Raw data.

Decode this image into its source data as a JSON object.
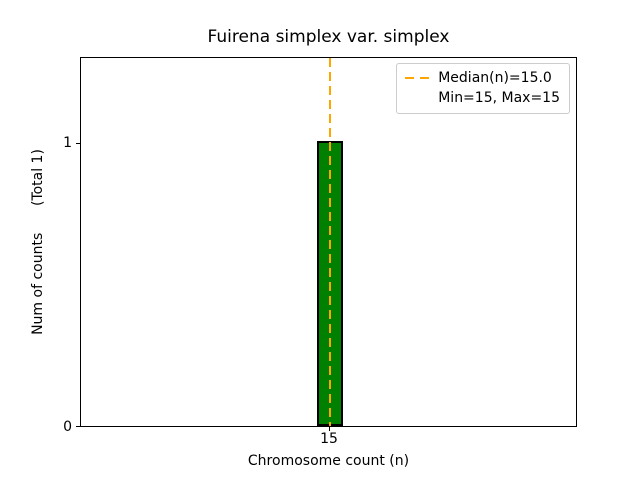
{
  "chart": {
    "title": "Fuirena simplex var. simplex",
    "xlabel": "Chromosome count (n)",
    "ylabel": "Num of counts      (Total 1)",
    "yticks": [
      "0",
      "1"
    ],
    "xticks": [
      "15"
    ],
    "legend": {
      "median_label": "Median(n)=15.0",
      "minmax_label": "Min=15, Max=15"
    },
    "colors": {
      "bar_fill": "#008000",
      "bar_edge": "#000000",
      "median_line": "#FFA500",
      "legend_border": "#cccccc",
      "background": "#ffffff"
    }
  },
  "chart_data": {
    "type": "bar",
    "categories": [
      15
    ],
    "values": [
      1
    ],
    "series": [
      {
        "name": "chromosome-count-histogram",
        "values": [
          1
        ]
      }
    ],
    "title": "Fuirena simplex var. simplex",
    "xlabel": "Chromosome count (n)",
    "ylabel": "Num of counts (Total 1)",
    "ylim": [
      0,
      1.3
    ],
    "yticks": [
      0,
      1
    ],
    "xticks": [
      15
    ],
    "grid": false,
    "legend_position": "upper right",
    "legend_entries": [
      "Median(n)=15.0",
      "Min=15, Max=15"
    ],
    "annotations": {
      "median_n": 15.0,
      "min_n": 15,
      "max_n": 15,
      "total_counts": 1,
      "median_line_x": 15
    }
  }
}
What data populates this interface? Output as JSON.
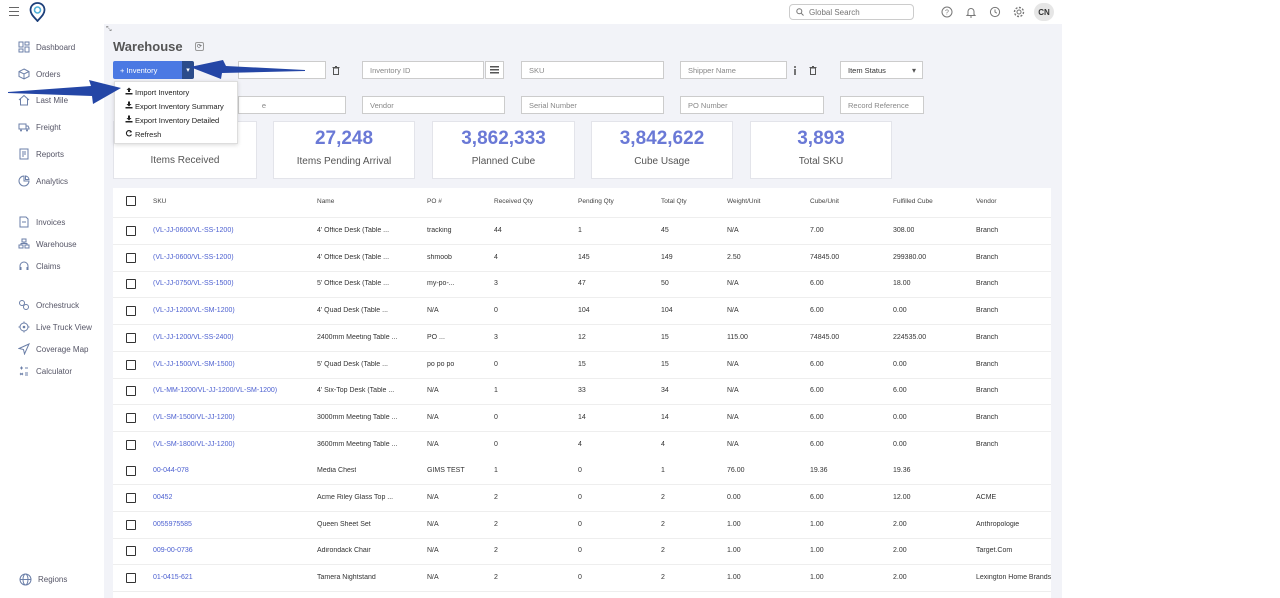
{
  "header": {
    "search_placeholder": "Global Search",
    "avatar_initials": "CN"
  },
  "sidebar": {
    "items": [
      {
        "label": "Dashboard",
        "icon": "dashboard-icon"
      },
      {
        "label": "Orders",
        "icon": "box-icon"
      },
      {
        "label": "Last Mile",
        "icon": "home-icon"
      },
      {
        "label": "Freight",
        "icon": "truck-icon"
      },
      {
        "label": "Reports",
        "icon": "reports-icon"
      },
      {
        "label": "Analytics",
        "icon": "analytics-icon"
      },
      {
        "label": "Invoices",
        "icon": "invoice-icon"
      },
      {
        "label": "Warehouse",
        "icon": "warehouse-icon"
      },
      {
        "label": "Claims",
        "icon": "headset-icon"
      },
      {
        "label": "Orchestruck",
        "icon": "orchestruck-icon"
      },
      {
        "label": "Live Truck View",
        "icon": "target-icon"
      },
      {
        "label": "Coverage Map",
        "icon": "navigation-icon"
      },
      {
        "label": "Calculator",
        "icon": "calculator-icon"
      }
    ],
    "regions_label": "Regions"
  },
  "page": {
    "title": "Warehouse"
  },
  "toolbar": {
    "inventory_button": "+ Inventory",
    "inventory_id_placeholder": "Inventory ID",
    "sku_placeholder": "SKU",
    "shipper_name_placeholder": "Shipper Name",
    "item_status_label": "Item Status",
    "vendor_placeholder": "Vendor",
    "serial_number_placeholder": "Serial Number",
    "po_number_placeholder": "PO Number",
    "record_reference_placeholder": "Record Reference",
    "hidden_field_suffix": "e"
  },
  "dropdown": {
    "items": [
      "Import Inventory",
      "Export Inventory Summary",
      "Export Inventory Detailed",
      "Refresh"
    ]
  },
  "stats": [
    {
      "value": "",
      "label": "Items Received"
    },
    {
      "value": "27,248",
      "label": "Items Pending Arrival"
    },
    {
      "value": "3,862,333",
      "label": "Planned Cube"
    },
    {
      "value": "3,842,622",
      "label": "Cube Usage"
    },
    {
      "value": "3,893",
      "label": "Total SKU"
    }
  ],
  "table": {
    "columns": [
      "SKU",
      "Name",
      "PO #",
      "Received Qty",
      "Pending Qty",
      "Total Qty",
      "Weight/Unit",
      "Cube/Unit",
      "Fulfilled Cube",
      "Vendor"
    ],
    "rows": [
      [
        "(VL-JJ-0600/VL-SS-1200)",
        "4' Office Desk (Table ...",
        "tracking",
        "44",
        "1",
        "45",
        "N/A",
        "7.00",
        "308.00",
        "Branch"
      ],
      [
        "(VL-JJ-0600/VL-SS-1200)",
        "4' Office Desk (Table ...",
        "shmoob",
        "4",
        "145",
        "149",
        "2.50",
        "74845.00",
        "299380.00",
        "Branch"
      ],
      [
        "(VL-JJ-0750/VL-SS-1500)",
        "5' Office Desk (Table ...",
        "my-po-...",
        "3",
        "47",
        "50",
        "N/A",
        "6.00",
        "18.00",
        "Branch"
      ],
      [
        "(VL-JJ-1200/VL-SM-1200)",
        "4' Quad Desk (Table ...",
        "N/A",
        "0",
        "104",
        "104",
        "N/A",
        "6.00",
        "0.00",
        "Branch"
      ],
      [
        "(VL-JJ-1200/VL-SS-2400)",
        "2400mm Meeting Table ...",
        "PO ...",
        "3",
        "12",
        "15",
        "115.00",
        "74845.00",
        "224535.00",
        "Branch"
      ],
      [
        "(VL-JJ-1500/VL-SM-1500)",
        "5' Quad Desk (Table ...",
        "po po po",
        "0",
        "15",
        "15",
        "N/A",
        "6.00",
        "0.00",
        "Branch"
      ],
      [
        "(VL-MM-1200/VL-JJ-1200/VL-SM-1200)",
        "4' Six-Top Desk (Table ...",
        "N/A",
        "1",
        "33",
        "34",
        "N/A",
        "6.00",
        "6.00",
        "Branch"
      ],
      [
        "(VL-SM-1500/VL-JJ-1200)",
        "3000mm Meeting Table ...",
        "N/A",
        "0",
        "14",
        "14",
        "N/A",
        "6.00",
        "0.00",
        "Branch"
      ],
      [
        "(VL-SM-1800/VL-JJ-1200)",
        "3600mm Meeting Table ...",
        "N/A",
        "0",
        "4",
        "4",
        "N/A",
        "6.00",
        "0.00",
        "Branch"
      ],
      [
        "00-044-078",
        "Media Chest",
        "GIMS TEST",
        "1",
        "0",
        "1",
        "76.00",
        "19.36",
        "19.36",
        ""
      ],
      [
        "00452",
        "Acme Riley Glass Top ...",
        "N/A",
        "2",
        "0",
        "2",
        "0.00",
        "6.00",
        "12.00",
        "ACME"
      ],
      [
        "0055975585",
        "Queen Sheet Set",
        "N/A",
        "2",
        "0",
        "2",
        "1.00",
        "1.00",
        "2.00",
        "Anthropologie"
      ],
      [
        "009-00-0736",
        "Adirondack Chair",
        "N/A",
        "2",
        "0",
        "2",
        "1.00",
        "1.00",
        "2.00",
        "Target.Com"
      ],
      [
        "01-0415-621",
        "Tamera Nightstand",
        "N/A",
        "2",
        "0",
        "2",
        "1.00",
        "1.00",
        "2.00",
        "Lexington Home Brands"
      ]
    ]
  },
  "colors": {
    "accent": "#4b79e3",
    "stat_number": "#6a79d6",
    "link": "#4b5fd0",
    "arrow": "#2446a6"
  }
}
...
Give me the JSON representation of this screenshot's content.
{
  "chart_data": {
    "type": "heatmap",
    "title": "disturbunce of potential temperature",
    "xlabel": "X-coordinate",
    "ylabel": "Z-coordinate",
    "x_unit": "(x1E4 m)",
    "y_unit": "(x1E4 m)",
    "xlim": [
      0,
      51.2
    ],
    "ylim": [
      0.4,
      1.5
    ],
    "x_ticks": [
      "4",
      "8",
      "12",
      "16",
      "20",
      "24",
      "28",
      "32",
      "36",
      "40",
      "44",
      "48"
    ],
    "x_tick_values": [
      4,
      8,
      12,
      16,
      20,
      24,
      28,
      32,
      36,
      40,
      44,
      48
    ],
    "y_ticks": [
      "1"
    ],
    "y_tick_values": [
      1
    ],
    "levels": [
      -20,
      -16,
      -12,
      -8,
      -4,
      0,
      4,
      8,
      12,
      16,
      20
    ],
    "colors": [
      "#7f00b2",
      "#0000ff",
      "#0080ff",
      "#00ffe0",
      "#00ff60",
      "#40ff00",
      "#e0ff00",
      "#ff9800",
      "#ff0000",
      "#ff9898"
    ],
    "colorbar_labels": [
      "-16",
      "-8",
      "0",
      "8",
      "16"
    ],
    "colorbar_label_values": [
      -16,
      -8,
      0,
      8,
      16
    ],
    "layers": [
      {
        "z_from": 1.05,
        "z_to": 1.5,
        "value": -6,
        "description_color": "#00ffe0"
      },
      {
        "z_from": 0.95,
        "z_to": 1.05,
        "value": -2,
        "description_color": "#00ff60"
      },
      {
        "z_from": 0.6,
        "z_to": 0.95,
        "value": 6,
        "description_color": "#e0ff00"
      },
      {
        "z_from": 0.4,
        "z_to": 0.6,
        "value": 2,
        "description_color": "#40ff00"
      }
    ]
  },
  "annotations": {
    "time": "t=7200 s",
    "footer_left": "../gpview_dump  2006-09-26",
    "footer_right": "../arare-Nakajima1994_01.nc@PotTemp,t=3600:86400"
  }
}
---
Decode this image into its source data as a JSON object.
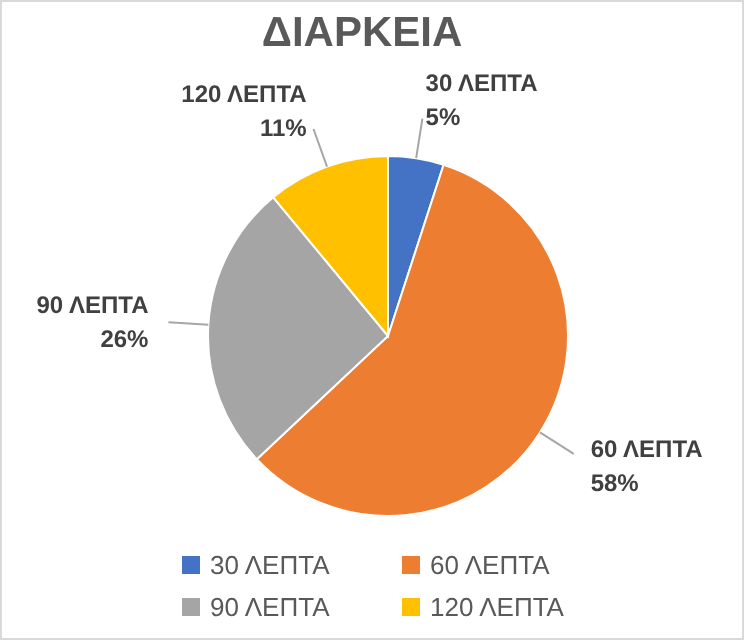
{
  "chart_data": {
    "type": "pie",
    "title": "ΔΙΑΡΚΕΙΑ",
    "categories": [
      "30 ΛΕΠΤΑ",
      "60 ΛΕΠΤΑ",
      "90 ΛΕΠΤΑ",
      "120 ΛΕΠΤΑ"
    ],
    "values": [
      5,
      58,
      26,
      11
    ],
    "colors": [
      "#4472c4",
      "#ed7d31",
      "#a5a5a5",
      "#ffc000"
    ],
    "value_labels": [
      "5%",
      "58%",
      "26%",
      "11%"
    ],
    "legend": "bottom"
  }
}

Given request. Show every line where the string "Export" appears.

Response to the exercise.
      "Export Inventory Summary",
      "Export Inventory Detailed",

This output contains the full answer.